═══ Given records ═══

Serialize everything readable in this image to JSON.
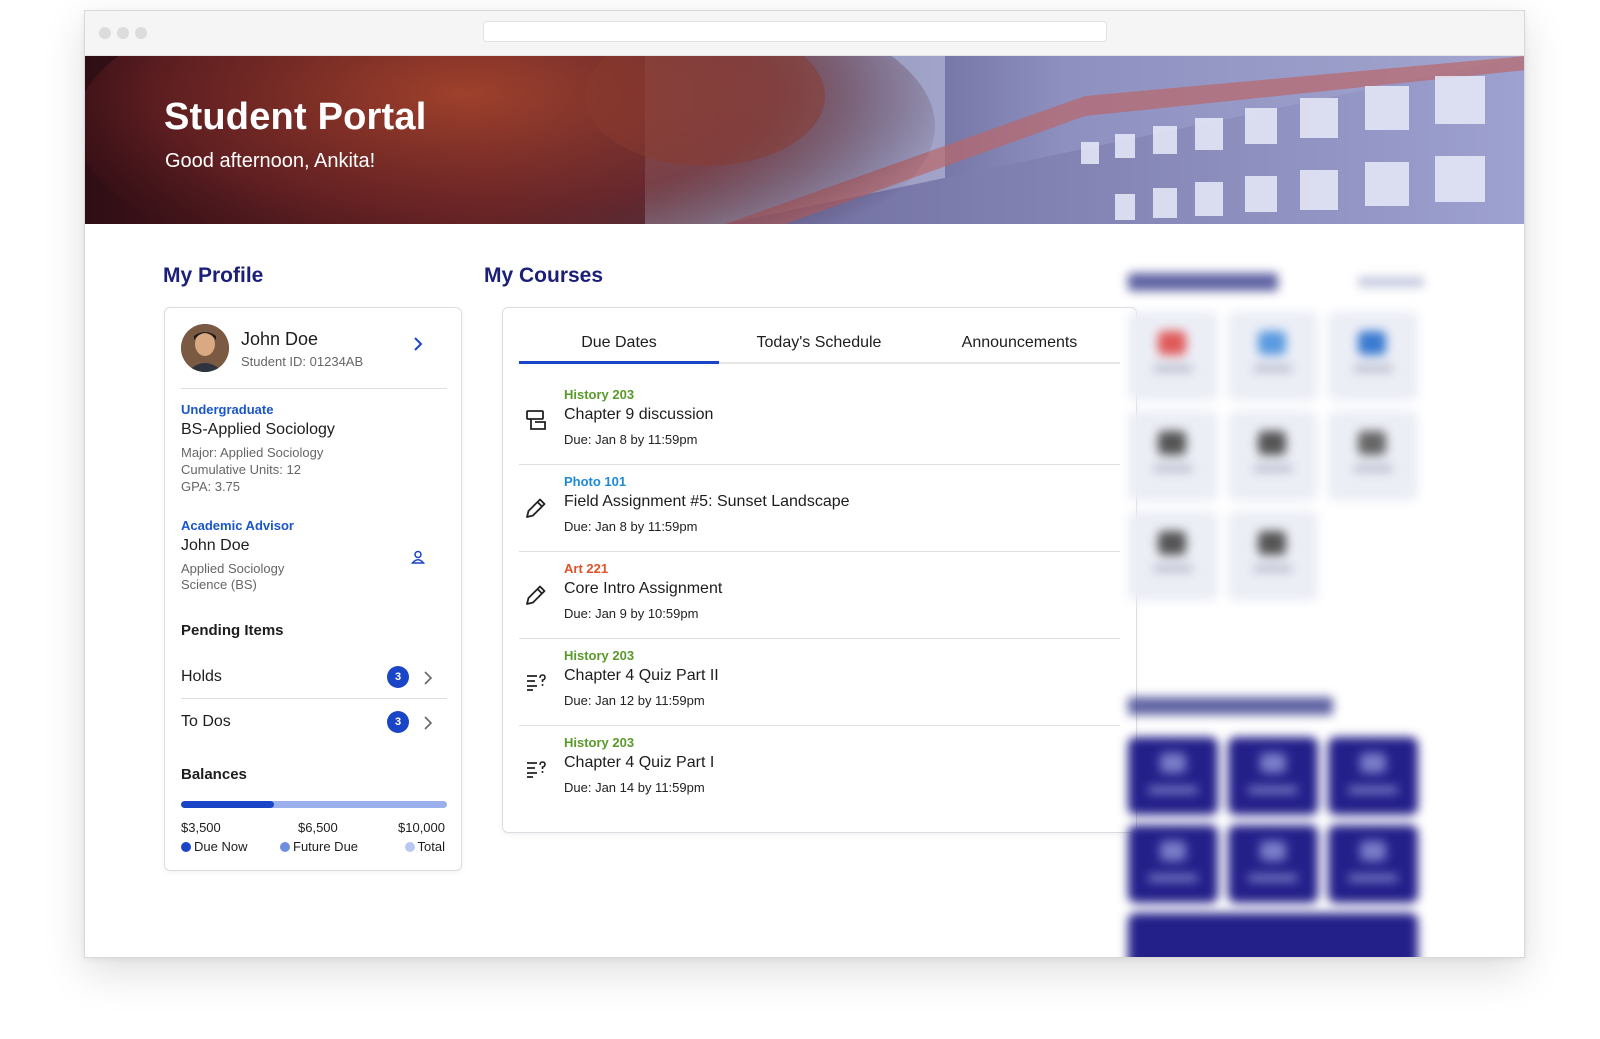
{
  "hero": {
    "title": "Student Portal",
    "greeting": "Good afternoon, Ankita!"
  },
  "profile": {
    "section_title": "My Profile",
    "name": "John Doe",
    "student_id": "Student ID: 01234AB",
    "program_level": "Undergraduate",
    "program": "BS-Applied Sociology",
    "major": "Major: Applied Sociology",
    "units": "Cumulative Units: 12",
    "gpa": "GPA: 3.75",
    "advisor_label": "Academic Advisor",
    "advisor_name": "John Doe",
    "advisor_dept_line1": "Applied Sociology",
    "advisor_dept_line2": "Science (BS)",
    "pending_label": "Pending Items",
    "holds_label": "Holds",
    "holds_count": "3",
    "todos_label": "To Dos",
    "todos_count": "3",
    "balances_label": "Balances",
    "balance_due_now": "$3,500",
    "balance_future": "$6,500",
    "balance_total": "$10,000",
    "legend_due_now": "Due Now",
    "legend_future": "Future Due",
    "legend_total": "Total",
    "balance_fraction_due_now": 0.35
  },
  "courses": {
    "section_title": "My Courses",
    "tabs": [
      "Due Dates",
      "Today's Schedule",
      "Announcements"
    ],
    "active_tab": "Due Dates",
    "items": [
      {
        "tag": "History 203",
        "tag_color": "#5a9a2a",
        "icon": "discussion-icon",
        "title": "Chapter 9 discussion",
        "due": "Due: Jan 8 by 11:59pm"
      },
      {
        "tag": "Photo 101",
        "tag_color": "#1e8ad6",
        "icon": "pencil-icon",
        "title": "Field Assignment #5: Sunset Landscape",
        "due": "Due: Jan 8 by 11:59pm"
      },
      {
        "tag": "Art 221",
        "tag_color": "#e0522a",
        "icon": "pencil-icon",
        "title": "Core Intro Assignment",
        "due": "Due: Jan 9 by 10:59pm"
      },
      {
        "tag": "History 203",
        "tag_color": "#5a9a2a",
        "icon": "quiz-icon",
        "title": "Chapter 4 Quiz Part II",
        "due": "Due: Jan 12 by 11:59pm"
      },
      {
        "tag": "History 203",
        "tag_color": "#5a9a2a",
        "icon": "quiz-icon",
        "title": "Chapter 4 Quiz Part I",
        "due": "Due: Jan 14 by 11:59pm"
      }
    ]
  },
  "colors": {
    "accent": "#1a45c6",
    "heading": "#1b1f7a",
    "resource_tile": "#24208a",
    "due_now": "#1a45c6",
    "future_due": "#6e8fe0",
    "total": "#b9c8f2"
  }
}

═══

Identify each line in the records above containing the word "discussion"; copy those lines.

_Response to this exercise_
        "icon": "discussion-icon",
        "title": "Chapter 9 discussion",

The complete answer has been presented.